::: Records provided

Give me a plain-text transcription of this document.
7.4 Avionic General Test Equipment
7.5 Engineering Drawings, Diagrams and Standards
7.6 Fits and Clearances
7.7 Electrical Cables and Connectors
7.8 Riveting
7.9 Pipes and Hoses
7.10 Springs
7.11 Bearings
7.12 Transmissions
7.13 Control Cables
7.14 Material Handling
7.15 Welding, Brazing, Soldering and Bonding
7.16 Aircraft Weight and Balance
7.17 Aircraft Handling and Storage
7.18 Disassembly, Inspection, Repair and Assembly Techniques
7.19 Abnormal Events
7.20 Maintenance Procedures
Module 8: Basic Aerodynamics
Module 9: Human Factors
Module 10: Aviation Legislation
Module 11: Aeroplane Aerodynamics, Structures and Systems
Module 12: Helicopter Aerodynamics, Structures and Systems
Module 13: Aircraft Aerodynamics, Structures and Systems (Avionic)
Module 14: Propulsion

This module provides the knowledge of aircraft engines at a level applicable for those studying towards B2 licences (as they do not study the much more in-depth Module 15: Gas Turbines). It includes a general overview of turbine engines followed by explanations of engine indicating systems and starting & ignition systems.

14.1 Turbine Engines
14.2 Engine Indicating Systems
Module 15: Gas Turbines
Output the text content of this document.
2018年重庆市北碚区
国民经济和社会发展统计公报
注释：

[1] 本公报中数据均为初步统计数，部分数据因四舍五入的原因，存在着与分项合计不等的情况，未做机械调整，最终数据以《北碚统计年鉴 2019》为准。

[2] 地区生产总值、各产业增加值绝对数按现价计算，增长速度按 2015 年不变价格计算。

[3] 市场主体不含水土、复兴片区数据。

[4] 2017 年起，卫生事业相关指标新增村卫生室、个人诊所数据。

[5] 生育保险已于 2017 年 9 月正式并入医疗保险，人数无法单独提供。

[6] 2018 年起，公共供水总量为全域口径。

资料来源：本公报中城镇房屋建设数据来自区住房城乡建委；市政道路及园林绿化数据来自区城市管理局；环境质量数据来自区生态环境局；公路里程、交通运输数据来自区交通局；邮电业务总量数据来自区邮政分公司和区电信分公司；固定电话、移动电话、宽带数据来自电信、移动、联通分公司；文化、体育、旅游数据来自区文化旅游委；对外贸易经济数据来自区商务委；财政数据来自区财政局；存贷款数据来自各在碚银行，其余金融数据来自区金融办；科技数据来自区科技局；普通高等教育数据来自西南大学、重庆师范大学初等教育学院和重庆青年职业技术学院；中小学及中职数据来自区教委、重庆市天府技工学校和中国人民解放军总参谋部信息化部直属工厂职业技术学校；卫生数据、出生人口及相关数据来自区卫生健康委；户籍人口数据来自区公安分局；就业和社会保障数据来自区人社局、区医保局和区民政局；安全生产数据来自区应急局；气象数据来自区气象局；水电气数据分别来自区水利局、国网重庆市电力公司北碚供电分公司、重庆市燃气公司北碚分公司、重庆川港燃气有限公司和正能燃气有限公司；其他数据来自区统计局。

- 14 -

::::::

### Required work
Reproduce each entry from the records above, character for character.

### Solution to the problem
Give me a plain-text transcription of this document.
7.4 Avionic General Test Equipment
7.5 Engineering Drawings, Diagrams and Standards
7.6 Fits and Clearances
7.7 Electrical Cables and Connectors
7.8 Riveting
7.9 Pipes and Hoses
7.10 Springs
7.11 Bearings
7.12 Transmissions
7.13 Control Cables
7.14 Material Handling
7.15 Welding, Brazing, Soldering and Bonding
7.16 Aircraft Weight and Balance
7.17 Aircraft Handling and Storage
7.18 Disassembly, Inspection, Repair and Assembly Techniques
7.19 Abnormal Events
7.20 Maintenance Procedures
Module 8: Basic Aerodynamics
Module 9: Human Factors
Module 10: Aviation Legislation
Module 11: Aeroplane Aerodynamics, Structures and Systems
Module 12: Helicopter Aerodynamics, Structures and Systems
Module 13: Aircraft Aerodynamics, Structures and Systems (Avionic)
Module 14: Propulsion

This module provides the knowledge of aircraft engines at a level applicable for those studying towards B2 licences (as they do not study the much more in-depth Module 15: Gas Turbines). It includes a general overview of turbine engines followed by explanations of engine indicating systems and starting & ignition systems.

14.1 Turbine Engines
14.2 Engine Indicating Systems
Module 15: Gas Turbines
Output the text content of this document.
2018年重庆市北碚区
国民经济和社会发展统计公报
注释：

[1] 本公报中数据均为初步统计数，部分数据因四舍五入的原因，存在着与分项合计不等的情况，未做机械调整，最终数据以《北碚统计年鉴 2019》为准。

[2] 地区生产总值、各产业增加值绝对数按现价计算，增长速度按 2015 年不变价格计算。

[3] 市场主体不含水土、复兴片区数据。

[4] 2017 年起，卫生事业相关指标新增村卫生室、个人诊所数据。

[5] 生育保险已于 2017 年 9 月正式并入医疗保险，人数无法单独提供。

[6] 2018 年起，公共供水总量为全域口径。

资料来源：本公报中城镇房屋建设数据来自区住房城乡建委；市政道路及园林绿化数据来自区城市管理局；环境质量数据来自区生态环境局；公路里程、交通运输数据来自区交通局；邮电业务总量数据来自区邮政分公司和区电信分公司；固定电话、移动电话、宽带数据来自电信、移动、联通分公司；文化、体育、旅游数据来自区文化旅游委；对外贸易经济数据来自区商务委；财政数据来自区财政局；存贷款数据来自各在碚银行，其余金融数据来自区金融办；科技数据来自区科技局；普通高等教育数据来自西南大学、重庆师范大学初等教育学院和重庆青年职业技术学院；中小学及中职数据来自区教委、重庆市天府技工学校和中国人民解放军总参谋部信息化部直属工厂职业技术学校；卫生数据、出生人口及相关数据来自区卫生健康委；户籍人口数据来自区公安分局；就业和社会保障数据来自区人社局、区医保局和区民政局；安全生产数据来自区应急局；气象数据来自区气象局；水电气数据分别来自区水利局、国网重庆市电力公司北碚供电分公司、重庆市燃气公司北碚分公司、重庆川港燃气有限公司和正能燃气有限公司；其他数据来自区统计局。

- 14 -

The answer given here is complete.